> **DIRECTIONS**: Of all the lines in this data, how many include "duodenum"? Respond with the number only.
======== MATERIAL FOR THIS TASK
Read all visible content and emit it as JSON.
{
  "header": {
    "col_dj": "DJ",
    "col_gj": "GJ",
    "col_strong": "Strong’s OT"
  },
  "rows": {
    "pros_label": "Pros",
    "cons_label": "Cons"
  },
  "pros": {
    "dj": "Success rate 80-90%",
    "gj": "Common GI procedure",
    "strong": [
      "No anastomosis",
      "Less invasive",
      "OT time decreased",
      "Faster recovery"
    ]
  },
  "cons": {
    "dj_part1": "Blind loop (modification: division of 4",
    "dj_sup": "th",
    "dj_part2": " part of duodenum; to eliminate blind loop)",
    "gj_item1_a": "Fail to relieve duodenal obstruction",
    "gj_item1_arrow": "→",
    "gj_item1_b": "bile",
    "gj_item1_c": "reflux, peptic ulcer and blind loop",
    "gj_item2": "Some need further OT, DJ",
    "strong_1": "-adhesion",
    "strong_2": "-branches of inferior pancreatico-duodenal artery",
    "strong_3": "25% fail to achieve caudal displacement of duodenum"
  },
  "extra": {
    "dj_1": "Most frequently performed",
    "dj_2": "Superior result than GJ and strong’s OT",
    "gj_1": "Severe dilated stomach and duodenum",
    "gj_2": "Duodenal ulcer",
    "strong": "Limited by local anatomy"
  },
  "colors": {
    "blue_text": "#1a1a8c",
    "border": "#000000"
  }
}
================
> **OUTPUT BELOW**: 3